### Written request
Transcribe the records below exactly as they appear.
--- START OF Input material ---
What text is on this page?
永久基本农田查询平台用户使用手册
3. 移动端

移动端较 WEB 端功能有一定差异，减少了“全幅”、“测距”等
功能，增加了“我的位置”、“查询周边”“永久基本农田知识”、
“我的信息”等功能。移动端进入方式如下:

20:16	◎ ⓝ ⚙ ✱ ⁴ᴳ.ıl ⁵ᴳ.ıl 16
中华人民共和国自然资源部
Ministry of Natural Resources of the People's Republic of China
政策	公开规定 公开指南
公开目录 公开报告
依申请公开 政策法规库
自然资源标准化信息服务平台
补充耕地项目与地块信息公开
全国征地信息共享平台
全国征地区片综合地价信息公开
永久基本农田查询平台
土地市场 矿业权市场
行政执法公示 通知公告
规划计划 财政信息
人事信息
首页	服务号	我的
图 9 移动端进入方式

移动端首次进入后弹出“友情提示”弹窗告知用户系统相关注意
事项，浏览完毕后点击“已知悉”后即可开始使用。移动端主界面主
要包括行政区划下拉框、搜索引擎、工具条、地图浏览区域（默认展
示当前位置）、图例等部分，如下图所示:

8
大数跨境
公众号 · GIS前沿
--- END OF Input material ---
### In response
What text is on this page?
永久基本农田查询平台用户使用手册
3. 移动端

移动端较 WEB 端功能有一定差异，减少了“全幅”、“测距”等
功能，增加了“我的位置”、“查询周边”“永久基本农田知识”、
“我的信息”等功能。移动端进入方式如下:

20:16	◎ ⓝ ⚙ ✱ ⁴ᴳ.ıl ⁵ᴳ.ıl 16
中华人民共和国自然资源部
Ministry of Natural Resources of the People's Republic of China
政策	公开规定 公开指南
公开目录 公开报告
依申请公开 政策法规库
自然资源标准化信息服务平台
补充耕地项目与地块信息公开
全国征地信息共享平台
全国征地区片综合地价信息公开
永久基本农田查询平台
土地市场 矿业权市场
行政执法公示 通知公告
规划计划 财政信息
人事信息
首页	服务号	我的
图 9 移动端进入方式

移动端首次进入后弹出“友情提示”弹窗告知用户系统相关注意
事项，浏览完毕后点击“已知悉”后即可开始使用。移动端主界面主
要包括行政区划下拉框、搜索引擎、工具条、地图浏览区域（默认展
示当前位置）、图例等部分，如下图所示:

8
大数跨境
公众号 · GIS前沿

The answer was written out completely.